═══ Extracted entries ═══
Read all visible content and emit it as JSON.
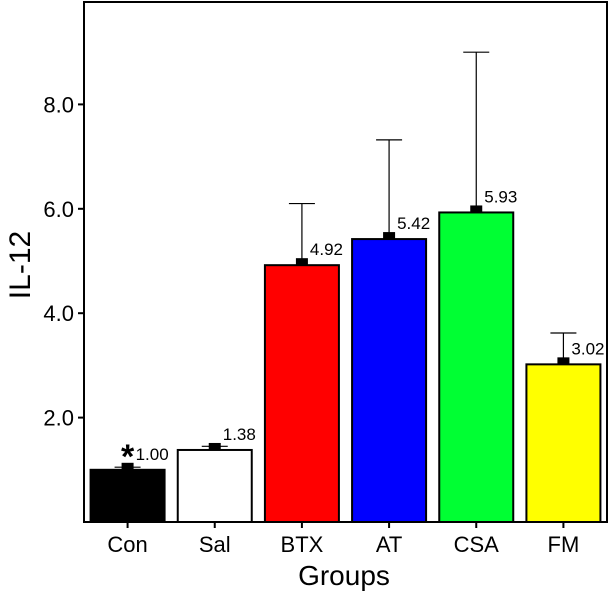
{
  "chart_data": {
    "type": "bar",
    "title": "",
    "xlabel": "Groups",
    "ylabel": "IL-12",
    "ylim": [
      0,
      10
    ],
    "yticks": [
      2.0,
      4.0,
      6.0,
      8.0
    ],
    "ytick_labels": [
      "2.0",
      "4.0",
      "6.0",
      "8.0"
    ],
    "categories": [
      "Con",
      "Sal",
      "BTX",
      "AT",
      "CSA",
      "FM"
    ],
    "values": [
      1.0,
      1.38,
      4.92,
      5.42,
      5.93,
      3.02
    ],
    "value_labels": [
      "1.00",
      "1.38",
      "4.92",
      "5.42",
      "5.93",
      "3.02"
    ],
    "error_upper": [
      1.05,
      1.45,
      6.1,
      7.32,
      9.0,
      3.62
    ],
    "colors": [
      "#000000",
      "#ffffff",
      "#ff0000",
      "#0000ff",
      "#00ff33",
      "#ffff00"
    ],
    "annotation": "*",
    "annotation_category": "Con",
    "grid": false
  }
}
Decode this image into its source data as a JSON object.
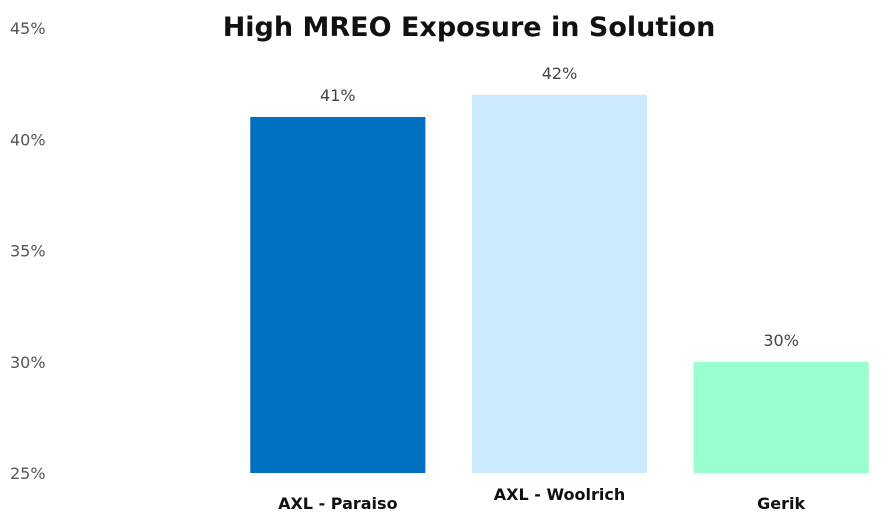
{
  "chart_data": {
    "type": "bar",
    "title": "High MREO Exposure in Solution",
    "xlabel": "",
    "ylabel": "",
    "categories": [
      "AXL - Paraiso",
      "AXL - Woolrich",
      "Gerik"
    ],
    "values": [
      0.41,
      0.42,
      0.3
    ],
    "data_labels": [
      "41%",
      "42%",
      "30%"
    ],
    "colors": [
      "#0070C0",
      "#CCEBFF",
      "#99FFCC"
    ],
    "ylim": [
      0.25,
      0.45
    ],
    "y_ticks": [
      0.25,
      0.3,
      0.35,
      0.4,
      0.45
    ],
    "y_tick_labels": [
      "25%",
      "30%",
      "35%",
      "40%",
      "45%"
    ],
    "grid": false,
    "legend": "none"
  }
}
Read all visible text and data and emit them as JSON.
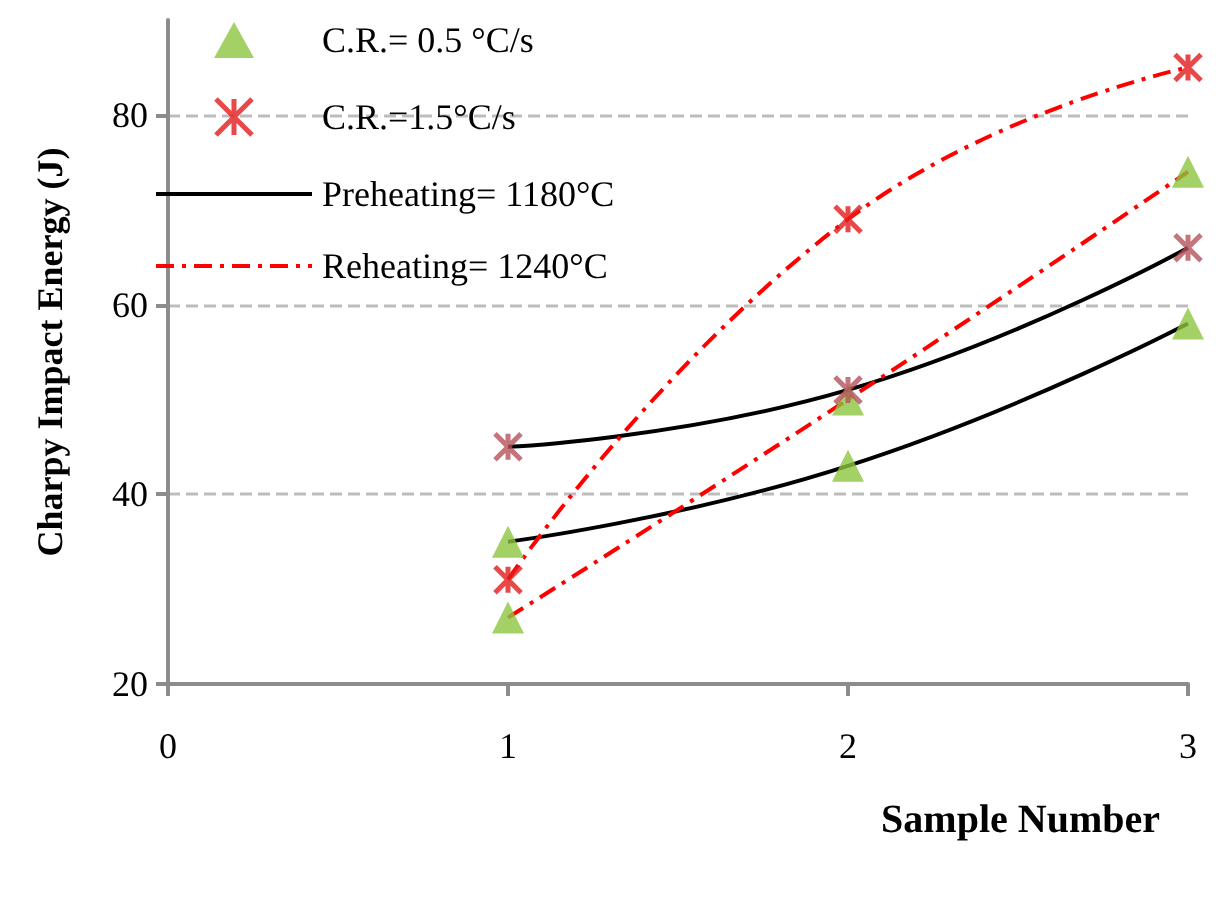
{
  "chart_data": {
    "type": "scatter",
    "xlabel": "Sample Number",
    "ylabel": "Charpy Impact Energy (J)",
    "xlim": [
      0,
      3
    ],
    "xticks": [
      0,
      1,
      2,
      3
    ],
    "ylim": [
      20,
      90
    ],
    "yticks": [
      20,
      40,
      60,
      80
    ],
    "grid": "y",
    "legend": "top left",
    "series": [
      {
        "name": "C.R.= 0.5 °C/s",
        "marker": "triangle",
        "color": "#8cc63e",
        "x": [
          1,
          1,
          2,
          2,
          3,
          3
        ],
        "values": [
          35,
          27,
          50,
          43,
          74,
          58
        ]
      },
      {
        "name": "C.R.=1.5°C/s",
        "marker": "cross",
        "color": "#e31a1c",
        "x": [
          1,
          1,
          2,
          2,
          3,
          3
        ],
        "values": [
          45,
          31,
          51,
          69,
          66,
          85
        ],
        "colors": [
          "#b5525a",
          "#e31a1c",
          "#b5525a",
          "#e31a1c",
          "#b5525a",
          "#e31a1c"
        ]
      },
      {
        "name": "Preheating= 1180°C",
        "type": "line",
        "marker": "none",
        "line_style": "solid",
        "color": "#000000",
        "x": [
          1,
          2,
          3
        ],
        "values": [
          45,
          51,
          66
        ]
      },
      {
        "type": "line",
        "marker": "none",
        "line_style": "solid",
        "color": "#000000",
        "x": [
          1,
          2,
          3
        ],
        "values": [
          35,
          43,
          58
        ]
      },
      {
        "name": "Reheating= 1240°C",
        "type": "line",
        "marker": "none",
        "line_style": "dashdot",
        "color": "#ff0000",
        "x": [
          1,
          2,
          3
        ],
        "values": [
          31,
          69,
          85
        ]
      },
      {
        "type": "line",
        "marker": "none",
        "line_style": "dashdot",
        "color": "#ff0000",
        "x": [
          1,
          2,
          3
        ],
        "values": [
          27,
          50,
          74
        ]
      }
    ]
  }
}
═══
→ **Task directions**
Repeat all the records above exactly, leaving out any pictures.

→ **Response to this task**
Read all visible content and emit it as JSON.
{
  "chart_data": {
    "type": "bar",
    "title": "",
    "xlabel": "Groups",
    "ylabel": "IL-12",
    "ylim": [
      0,
      10
    ],
    "yticks": [
      2.0,
      4.0,
      6.0,
      8.0
    ],
    "ytick_labels": [
      "2.0",
      "4.0",
      "6.0",
      "8.0"
    ],
    "categories": [
      "Con",
      "Sal",
      "BTX",
      "AT",
      "CSA",
      "FM"
    ],
    "values": [
      1.0,
      1.38,
      4.92,
      5.42,
      5.93,
      3.02
    ],
    "value_labels": [
      "1.00",
      "1.38",
      "4.92",
      "5.42",
      "5.93",
      "3.02"
    ],
    "error_upper": [
      1.05,
      1.45,
      6.1,
      7.32,
      9.0,
      3.62
    ],
    "colors": [
      "#000000",
      "#ffffff",
      "#ff0000",
      "#0000ff",
      "#00ff33",
      "#ffff00"
    ],
    "annotation": "*",
    "annotation_category": "Con",
    "grid": false
  }
}
Decode this image into its source data as a JSON object.
{
  "chart_data": {
    "type": "bar",
    "title": "High MREO Exposure in Solution",
    "xlabel": "",
    "ylabel": "",
    "categories": [
      "AXL - Paraiso",
      "AXL - Woolrich",
      "Gerik"
    ],
    "values": [
      0.41,
      0.42,
      0.3
    ],
    "data_labels": [
      "41%",
      "42%",
      "30%"
    ],
    "colors": [
      "#0070C0",
      "#CCEBFF",
      "#99FFCC"
    ],
    "ylim": [
      0.25,
      0.45
    ],
    "y_ticks": [
      0.25,
      0.3,
      0.35,
      0.4,
      0.45
    ],
    "y_tick_labels": [
      "25%",
      "30%",
      "35%",
      "40%",
      "45%"
    ],
    "grid": false,
    "legend": "none"
  }
}
Read all visible text and data and emit them as JSON.
{
  "chart_data": {
    "type": "scatter",
    "xlabel": "Sample Number",
    "ylabel": "Charpy Impact Energy (J)",
    "xlim": [
      0,
      3
    ],
    "xticks": [
      0,
      1,
      2,
      3
    ],
    "ylim": [
      20,
      90
    ],
    "yticks": [
      20,
      40,
      60,
      80
    ],
    "grid": "y",
    "legend": "top left",
    "series": [
      {
        "name": "C.R.= 0.5 °C/s",
        "marker": "triangle",
        "color": "#8cc63e",
        "x": [
          1,
          1,
          2,
          2,
          3,
          3
        ],
        "values": [
          35,
          27,
          50,
          43,
          74,
          58
        ]
      },
      {
        "name": "C.R.=1.5°C/s",
        "marker": "cross",
        "color": "#e31a1c",
        "x": [
          1,
          1,
          2,
          2,
          3,
          3
        ],
        "values": [
          45,
          31,
          51,
          69,
          66,
          85
        ],
        "colors": [
          "#b5525a",
          "#e31a1c",
          "#b5525a",
          "#e31a1c",
          "#b5525a",
          "#e31a1c"
        ]
      },
      {
        "name": "Preheating= 1180°C",
        "type": "line",
        "marker": "none",
        "line_style": "solid",
        "color": "#000000",
        "x": [
          1,
          2,
          3
        ],
        "values": [
          45,
          51,
          66
        ]
      },
      {
        "type": "line",
        "marker": "none",
        "line_style": "solid",
        "color": "#000000",
        "x": [
          1,
          2,
          3
        ],
        "values": [
          35,
          43,
          58
        ]
      },
      {
        "name": "Reheating= 1240°C",
        "type": "line",
        "marker": "none",
        "line_style": "dashdot",
        "color": "#ff0000",
        "x": [
          1,
          2,
          3
        ],
        "values": [
          31,
          69,
          85
        ]
      },
      {
        "type": "line",
        "marker": "none",
        "line_style": "dashdot",
        "color": "#ff0000",
        "x": [
          1,
          2,
          3
        ],
        "values": [
          27,
          50,
          74
        ]
      }
    ]
  }
}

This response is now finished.